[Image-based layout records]
'''

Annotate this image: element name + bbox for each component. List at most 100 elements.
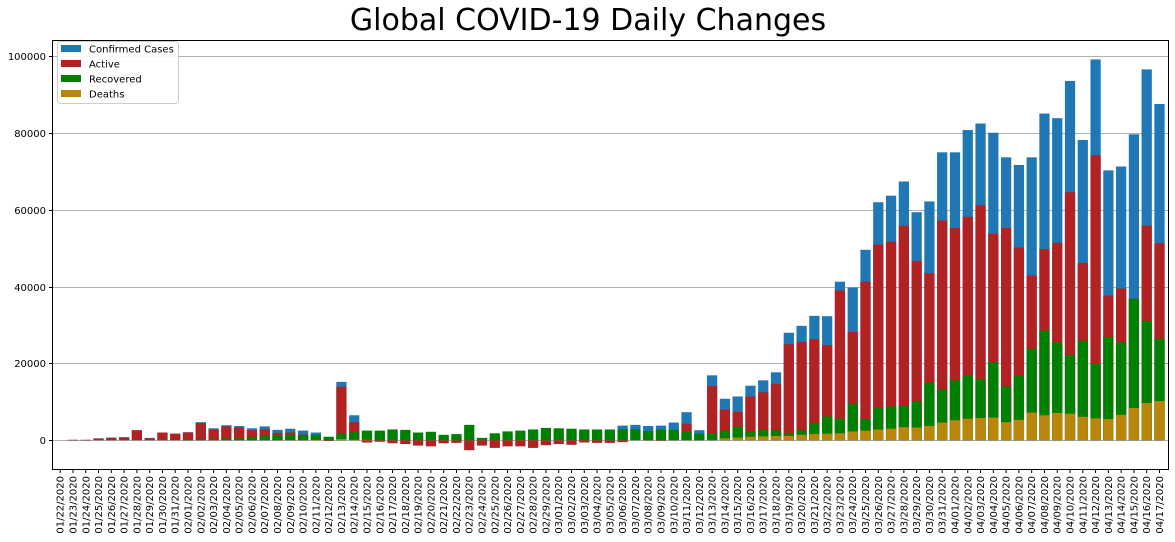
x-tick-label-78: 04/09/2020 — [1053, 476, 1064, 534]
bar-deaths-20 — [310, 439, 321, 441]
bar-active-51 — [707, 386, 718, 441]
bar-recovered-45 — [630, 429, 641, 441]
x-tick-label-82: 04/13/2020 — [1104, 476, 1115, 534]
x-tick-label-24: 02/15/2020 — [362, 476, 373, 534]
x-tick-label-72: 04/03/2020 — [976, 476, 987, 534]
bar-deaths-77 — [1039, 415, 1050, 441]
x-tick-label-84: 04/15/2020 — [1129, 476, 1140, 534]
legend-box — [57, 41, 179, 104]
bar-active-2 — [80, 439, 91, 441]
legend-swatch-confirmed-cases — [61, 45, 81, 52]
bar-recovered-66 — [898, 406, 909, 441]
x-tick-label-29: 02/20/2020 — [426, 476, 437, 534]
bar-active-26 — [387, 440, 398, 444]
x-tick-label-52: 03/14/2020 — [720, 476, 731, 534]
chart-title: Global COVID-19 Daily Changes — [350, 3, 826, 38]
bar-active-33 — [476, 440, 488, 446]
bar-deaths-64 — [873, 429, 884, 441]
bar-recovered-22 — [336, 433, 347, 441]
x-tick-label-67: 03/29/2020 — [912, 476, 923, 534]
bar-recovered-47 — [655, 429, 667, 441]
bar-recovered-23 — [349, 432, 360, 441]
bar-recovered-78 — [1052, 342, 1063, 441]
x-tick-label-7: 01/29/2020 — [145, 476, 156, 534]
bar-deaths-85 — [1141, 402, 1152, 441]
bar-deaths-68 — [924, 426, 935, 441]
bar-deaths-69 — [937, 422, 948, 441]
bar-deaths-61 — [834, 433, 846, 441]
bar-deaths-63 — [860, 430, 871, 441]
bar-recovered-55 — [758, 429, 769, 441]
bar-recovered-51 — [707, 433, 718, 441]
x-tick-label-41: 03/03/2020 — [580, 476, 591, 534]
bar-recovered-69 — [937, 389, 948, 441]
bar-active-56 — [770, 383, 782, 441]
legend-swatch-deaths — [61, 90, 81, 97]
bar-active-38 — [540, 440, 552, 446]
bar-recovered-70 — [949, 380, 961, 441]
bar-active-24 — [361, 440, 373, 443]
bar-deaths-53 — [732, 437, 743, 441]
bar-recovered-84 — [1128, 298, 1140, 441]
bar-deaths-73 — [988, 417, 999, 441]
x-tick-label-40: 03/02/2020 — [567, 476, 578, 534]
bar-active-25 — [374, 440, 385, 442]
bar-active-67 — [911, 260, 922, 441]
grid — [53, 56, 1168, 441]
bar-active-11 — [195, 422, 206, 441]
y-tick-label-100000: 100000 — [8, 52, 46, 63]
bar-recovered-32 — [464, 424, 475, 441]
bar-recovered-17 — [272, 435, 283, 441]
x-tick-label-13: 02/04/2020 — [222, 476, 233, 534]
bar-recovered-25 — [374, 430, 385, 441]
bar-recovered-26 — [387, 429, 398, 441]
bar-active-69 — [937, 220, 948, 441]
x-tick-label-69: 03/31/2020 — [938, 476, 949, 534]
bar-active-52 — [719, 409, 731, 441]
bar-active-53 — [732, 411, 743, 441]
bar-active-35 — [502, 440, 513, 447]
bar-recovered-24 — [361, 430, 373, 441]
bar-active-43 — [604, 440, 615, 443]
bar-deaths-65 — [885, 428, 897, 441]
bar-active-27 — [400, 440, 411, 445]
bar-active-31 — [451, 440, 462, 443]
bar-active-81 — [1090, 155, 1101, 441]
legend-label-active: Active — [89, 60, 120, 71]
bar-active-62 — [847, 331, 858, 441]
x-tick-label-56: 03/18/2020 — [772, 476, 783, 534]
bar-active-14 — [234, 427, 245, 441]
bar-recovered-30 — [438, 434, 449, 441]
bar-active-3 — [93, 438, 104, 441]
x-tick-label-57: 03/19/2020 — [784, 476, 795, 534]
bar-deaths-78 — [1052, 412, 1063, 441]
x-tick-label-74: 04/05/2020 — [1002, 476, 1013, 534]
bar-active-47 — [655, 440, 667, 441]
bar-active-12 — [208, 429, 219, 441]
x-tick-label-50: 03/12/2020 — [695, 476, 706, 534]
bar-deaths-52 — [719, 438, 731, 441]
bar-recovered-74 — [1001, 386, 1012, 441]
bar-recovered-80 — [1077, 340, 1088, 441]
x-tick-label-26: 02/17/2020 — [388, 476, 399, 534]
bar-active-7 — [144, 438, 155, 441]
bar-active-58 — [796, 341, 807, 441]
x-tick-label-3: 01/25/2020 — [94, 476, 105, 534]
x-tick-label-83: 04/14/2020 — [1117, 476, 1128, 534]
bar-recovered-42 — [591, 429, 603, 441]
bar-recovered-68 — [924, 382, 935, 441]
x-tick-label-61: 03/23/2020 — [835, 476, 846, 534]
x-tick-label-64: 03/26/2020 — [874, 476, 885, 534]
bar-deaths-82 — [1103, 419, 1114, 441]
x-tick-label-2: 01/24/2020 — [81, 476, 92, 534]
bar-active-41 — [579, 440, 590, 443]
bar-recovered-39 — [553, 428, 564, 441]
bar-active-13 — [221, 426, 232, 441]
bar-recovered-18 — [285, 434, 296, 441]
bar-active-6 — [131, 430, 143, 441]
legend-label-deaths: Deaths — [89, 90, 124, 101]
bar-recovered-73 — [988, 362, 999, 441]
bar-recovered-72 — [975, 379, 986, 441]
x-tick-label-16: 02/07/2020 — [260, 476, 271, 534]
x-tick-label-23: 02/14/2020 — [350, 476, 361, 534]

'''

* **GIVEN EXERCISE**
Transcribe every line of the records above word for word, omitting the pictures.

* **ANSWER TO THIS EXERCISE**
Annotate this image: element name + bbox for each component. List at most 100 elements.
x-tick-label-78: 04/09/2020 — [1053, 476, 1064, 534]
bar-deaths-20 — [310, 439, 321, 441]
bar-active-51 — [707, 386, 718, 441]
bar-recovered-45 — [630, 429, 641, 441]
x-tick-label-82: 04/13/2020 — [1104, 476, 1115, 534]
x-tick-label-24: 02/15/2020 — [362, 476, 373, 534]
x-tick-label-72: 04/03/2020 — [976, 476, 987, 534]
bar-deaths-77 — [1039, 415, 1050, 441]
x-tick-label-84: 04/15/2020 — [1129, 476, 1140, 534]
legend-box — [57, 41, 179, 104]
bar-active-2 — [80, 439, 91, 441]
legend-swatch-confirmed-cases — [61, 45, 81, 52]
bar-recovered-66 — [898, 406, 909, 441]
x-tick-label-29: 02/20/2020 — [426, 476, 437, 534]
bar-active-26 — [387, 440, 398, 444]
x-tick-label-52: 03/14/2020 — [720, 476, 731, 534]
chart-title: Global COVID-19 Daily Changes — [350, 3, 826, 38]
bar-active-33 — [476, 440, 488, 446]
bar-deaths-64 — [873, 429, 884, 441]
bar-recovered-22 — [336, 433, 347, 441]
x-tick-label-67: 03/29/2020 — [912, 476, 923, 534]
bar-recovered-47 — [655, 429, 667, 441]
bar-recovered-23 — [349, 432, 360, 441]
bar-recovered-78 — [1052, 342, 1063, 441]
x-tick-label-7: 01/29/2020 — [145, 476, 156, 534]
bar-deaths-85 — [1141, 402, 1152, 441]
bar-deaths-68 — [924, 426, 935, 441]
bar-deaths-69 — [937, 422, 948, 441]
bar-deaths-61 — [834, 433, 846, 441]
bar-deaths-63 — [860, 430, 871, 441]
bar-recovered-55 — [758, 429, 769, 441]
bar-recovered-51 — [707, 433, 718, 441]
x-tick-label-41: 03/03/2020 — [580, 476, 591, 534]
bar-recovered-69 — [937, 389, 948, 441]
bar-active-56 — [770, 383, 782, 441]
legend-swatch-deaths — [61, 90, 81, 97]
bar-active-38 — [540, 440, 552, 446]
bar-recovered-70 — [949, 380, 961, 441]
bar-active-24 — [361, 440, 373, 443]
bar-deaths-53 — [732, 437, 743, 441]
bar-recovered-84 — [1128, 298, 1140, 441]
bar-deaths-73 — [988, 417, 999, 441]
x-tick-label-40: 03/02/2020 — [567, 476, 578, 534]
bar-active-25 — [374, 440, 385, 442]
bar-active-67 — [911, 260, 922, 441]
grid — [53, 56, 1168, 441]
bar-active-11 — [195, 422, 206, 441]
y-tick-label-100000: 100000 — [8, 52, 46, 63]
bar-recovered-32 — [464, 424, 475, 441]
bar-recovered-17 — [272, 435, 283, 441]
x-tick-label-13: 02/04/2020 — [222, 476, 233, 534]
bar-recovered-25 — [374, 430, 385, 441]
bar-recovered-26 — [387, 429, 398, 441]
bar-active-69 — [937, 220, 948, 441]
x-tick-label-69: 03/31/2020 — [938, 476, 949, 534]
bar-active-52 — [719, 409, 731, 441]
bar-active-53 — [732, 411, 743, 441]
bar-active-35 — [502, 440, 513, 447]
bar-recovered-24 — [361, 430, 373, 441]
bar-active-43 — [604, 440, 615, 443]
bar-deaths-65 — [885, 428, 897, 441]
bar-active-27 — [400, 440, 411, 445]
bar-active-31 — [451, 440, 462, 443]
bar-active-81 — [1090, 155, 1101, 441]
legend-label-active: Active — [89, 60, 120, 71]
bar-active-62 — [847, 331, 858, 441]
x-tick-label-56: 03/18/2020 — [772, 476, 783, 534]
bar-active-14 — [234, 427, 245, 441]
bar-recovered-30 — [438, 434, 449, 441]
bar-active-3 — [93, 438, 104, 441]
x-tick-label-57: 03/19/2020 — [784, 476, 795, 534]
bar-deaths-78 — [1052, 412, 1063, 441]
x-tick-label-74: 04/05/2020 — [1002, 476, 1013, 534]
bar-active-47 — [655, 440, 667, 441]
bar-active-12 — [208, 429, 219, 441]
x-tick-label-50: 03/12/2020 — [695, 476, 706, 534]
bar-deaths-52 — [719, 438, 731, 441]
bar-recovered-74 — [1001, 386, 1012, 441]
bar-recovered-80 — [1077, 340, 1088, 441]
x-tick-label-26: 02/17/2020 — [388, 476, 399, 534]
bar-active-7 — [144, 438, 155, 441]
bar-active-58 — [796, 341, 807, 441]
x-tick-label-3: 01/25/2020 — [94, 476, 105, 534]
x-tick-label-83: 04/14/2020 — [1117, 476, 1128, 534]
bar-recovered-42 — [591, 429, 603, 441]
bar-recovered-68 — [924, 382, 935, 441]
x-tick-label-61: 03/23/2020 — [835, 476, 846, 534]
x-tick-label-64: 03/26/2020 — [874, 476, 885, 534]
bar-deaths-82 — [1103, 419, 1114, 441]
x-tick-label-2: 01/24/2020 — [81, 476, 92, 534]
bar-active-41 — [579, 440, 590, 443]
bar-recovered-39 — [553, 428, 564, 441]
bar-active-13 — [221, 426, 232, 441]
bar-recovered-18 — [285, 434, 296, 441]
bar-active-6 — [131, 430, 143, 441]
legend-label-deaths: Deaths — [89, 90, 124, 101]
bar-recovered-73 — [988, 362, 999, 441]
bar-recovered-72 — [975, 379, 986, 441]
x-tick-label-16: 02/07/2020 — [260, 476, 271, 534]
x-tick-label-23: 02/14/2020 — [350, 476, 361, 534]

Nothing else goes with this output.